• _WHAT THE EXERCISE ASKS_:
Copy the records below without any change, from their first line through the line containing "211, 462, 239]", with both of those lines included.

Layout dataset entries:
* * *

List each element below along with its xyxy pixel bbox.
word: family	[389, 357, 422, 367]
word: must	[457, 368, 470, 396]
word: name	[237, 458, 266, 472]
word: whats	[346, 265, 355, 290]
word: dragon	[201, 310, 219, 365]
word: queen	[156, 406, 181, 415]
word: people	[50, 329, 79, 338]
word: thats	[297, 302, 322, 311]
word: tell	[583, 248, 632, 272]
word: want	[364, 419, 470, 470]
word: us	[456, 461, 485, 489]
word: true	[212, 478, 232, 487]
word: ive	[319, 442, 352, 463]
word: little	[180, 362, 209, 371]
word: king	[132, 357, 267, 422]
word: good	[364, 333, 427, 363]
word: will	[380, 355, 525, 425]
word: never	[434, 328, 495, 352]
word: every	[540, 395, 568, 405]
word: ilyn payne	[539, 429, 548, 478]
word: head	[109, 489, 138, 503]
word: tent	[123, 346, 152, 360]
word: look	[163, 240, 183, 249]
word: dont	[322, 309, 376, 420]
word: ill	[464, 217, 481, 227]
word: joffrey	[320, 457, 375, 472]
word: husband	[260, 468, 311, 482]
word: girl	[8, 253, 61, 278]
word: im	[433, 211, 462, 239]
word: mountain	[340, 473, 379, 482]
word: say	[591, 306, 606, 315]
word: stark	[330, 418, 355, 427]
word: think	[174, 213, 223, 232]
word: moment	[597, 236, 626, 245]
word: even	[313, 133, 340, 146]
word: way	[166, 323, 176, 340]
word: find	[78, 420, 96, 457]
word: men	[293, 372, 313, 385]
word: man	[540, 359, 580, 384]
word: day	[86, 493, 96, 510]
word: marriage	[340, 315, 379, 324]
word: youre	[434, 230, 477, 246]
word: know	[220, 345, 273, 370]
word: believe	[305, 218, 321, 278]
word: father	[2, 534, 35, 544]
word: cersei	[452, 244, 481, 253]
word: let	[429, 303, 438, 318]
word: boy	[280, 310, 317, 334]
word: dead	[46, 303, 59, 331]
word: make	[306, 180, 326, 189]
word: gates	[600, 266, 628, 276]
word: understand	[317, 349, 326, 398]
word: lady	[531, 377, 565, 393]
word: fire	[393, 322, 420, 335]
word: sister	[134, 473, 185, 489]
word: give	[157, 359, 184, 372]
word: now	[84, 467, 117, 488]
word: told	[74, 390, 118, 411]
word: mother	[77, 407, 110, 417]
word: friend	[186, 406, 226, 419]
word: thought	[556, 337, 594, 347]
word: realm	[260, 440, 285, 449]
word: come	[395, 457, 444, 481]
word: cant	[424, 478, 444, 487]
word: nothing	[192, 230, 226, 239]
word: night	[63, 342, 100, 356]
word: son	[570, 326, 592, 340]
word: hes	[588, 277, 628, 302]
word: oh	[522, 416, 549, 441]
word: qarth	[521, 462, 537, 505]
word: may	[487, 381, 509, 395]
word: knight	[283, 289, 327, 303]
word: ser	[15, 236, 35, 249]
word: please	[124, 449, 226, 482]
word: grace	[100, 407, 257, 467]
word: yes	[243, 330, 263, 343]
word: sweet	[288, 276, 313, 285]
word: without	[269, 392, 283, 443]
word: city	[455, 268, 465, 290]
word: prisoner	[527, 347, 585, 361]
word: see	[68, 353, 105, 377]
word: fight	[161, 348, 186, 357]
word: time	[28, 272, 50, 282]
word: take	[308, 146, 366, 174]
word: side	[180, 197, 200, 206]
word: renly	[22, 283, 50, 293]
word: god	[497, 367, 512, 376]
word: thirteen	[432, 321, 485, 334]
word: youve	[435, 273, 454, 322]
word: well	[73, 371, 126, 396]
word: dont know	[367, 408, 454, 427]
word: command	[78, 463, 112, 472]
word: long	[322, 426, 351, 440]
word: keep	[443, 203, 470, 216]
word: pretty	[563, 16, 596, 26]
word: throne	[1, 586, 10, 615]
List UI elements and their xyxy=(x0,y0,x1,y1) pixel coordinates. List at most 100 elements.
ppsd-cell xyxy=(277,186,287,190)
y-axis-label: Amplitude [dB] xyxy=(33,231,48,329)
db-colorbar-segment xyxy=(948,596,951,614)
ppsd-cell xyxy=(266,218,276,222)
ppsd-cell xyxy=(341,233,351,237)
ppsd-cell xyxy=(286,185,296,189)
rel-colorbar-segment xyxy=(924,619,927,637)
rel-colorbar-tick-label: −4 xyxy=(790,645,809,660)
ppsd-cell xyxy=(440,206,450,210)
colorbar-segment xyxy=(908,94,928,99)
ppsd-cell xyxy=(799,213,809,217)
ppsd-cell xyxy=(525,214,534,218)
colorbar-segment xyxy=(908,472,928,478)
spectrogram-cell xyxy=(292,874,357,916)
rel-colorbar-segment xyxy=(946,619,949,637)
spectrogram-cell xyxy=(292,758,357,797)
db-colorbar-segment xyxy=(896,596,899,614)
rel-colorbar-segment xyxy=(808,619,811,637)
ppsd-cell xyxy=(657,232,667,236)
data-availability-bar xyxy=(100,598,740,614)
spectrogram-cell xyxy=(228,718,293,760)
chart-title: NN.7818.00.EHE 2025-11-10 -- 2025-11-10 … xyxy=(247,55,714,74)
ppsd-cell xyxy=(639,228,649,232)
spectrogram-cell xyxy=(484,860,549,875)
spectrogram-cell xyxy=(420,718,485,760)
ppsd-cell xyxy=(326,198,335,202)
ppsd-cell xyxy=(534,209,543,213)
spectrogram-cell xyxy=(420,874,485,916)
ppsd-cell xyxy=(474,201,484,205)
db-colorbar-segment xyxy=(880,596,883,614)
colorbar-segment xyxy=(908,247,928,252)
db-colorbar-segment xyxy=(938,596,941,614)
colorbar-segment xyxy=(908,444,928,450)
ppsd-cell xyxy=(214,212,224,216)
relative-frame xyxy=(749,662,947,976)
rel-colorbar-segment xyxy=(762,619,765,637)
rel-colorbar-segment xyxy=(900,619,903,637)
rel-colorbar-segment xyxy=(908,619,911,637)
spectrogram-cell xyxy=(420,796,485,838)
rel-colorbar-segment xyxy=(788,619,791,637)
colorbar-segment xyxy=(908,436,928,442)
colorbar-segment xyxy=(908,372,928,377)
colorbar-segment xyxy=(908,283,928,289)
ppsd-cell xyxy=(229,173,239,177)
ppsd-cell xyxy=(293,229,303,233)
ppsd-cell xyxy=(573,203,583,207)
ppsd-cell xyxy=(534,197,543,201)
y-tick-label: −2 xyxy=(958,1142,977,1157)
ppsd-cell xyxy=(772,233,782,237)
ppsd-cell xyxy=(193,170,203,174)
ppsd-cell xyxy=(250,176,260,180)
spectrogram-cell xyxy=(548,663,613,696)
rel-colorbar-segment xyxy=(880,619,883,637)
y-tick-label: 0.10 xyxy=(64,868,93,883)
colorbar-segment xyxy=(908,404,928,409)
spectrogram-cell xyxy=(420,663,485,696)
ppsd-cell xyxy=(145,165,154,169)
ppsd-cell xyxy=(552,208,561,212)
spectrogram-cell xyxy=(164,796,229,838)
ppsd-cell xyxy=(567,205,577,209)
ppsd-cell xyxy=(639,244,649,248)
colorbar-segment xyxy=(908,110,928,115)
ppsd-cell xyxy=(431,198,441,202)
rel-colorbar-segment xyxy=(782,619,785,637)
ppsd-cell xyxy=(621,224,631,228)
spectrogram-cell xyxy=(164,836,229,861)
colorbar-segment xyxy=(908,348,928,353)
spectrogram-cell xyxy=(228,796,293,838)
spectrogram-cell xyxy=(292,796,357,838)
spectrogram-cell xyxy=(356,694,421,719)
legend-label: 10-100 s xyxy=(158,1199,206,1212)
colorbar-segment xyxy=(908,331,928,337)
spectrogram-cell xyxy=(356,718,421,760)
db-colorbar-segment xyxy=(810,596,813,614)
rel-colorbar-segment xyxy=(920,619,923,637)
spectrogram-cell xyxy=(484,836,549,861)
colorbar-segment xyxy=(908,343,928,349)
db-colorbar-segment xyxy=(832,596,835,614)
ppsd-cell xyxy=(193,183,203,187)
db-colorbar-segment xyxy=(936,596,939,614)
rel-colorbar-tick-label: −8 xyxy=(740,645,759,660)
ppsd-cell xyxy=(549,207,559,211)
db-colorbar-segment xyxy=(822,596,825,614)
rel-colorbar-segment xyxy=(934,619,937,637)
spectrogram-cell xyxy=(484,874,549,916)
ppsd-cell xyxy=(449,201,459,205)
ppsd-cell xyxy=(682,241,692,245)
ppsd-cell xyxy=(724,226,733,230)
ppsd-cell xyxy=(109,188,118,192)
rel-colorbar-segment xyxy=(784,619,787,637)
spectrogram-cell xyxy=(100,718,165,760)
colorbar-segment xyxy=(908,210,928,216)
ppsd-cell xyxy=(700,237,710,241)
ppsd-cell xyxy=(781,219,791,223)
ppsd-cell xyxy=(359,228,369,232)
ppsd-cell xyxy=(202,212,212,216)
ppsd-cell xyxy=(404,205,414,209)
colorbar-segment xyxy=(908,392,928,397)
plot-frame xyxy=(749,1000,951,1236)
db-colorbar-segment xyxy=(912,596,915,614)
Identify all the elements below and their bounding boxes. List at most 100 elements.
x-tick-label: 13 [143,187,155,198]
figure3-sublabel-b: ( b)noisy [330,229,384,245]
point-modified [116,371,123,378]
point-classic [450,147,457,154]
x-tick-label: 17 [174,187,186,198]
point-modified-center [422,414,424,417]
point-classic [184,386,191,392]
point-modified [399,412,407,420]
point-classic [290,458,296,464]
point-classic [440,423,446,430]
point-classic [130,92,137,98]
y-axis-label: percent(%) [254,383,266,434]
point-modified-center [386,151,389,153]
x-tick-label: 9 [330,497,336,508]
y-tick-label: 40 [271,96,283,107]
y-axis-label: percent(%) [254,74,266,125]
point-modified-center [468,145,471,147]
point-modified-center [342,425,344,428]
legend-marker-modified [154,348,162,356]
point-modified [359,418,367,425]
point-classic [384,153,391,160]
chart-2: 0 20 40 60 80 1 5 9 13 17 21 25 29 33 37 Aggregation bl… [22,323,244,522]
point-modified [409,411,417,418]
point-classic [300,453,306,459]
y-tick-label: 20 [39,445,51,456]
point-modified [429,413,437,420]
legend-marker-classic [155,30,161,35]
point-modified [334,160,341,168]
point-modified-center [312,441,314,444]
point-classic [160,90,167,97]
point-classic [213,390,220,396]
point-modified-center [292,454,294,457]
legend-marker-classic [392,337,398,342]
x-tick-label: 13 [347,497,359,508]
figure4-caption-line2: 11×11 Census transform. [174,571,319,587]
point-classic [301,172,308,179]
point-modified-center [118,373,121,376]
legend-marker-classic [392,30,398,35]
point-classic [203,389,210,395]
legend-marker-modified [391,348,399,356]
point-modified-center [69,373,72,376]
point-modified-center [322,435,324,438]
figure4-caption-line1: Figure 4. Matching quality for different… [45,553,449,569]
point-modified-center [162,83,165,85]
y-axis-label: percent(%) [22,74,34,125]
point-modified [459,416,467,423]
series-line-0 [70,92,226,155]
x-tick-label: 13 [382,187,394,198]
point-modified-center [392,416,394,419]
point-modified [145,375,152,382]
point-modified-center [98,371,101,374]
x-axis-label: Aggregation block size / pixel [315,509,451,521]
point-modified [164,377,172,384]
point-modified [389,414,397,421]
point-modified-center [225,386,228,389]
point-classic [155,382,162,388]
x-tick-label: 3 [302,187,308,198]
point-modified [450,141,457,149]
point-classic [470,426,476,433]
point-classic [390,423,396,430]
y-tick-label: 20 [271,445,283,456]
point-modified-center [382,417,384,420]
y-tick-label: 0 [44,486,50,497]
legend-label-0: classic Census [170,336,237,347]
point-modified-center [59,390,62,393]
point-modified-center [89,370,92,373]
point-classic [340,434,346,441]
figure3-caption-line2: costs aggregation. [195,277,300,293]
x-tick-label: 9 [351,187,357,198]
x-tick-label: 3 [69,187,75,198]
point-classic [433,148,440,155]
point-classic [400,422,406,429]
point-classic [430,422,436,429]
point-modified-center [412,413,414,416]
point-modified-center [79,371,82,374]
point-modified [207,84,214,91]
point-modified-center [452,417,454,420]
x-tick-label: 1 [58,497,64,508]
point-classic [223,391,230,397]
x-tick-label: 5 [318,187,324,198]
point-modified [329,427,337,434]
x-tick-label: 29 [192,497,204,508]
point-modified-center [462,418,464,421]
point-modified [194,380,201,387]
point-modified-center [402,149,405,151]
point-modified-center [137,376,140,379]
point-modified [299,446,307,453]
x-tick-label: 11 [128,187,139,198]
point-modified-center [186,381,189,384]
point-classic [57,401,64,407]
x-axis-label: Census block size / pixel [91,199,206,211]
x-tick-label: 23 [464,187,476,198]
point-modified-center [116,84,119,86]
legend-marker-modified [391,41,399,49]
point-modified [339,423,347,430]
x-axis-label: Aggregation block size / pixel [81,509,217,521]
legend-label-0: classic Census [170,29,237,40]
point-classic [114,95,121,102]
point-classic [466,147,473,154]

* * *

• _TASK OUTPUT_:
List each element below along with its xyxy pixel bbox.
word: family	[389, 357, 422, 367]
word: must	[457, 368, 470, 396]
word: name	[237, 458, 266, 472]
word: whats	[346, 265, 355, 290]
word: dragon	[201, 310, 219, 365]
word: queen	[156, 406, 181, 415]
word: people	[50, 329, 79, 338]
word: thats	[297, 302, 322, 311]
word: tell	[583, 248, 632, 272]
word: want	[364, 419, 470, 470]
word: us	[456, 461, 485, 489]
word: true	[212, 478, 232, 487]
word: ive	[319, 442, 352, 463]
word: little	[180, 362, 209, 371]
word: king	[132, 357, 267, 422]
word: good	[364, 333, 427, 363]
word: will	[380, 355, 525, 425]
word: never	[434, 328, 495, 352]
word: every	[540, 395, 568, 405]
word: ilyn payne	[539, 429, 548, 478]
word: head	[109, 489, 138, 503]
word: tent	[123, 346, 152, 360]
word: look	[163, 240, 183, 249]
word: dont	[322, 309, 376, 420]
word: ill	[464, 217, 481, 227]
word: joffrey	[320, 457, 375, 472]
word: husband	[260, 468, 311, 482]
word: girl	[8, 253, 61, 278]
word: im	[433, 211, 462, 239]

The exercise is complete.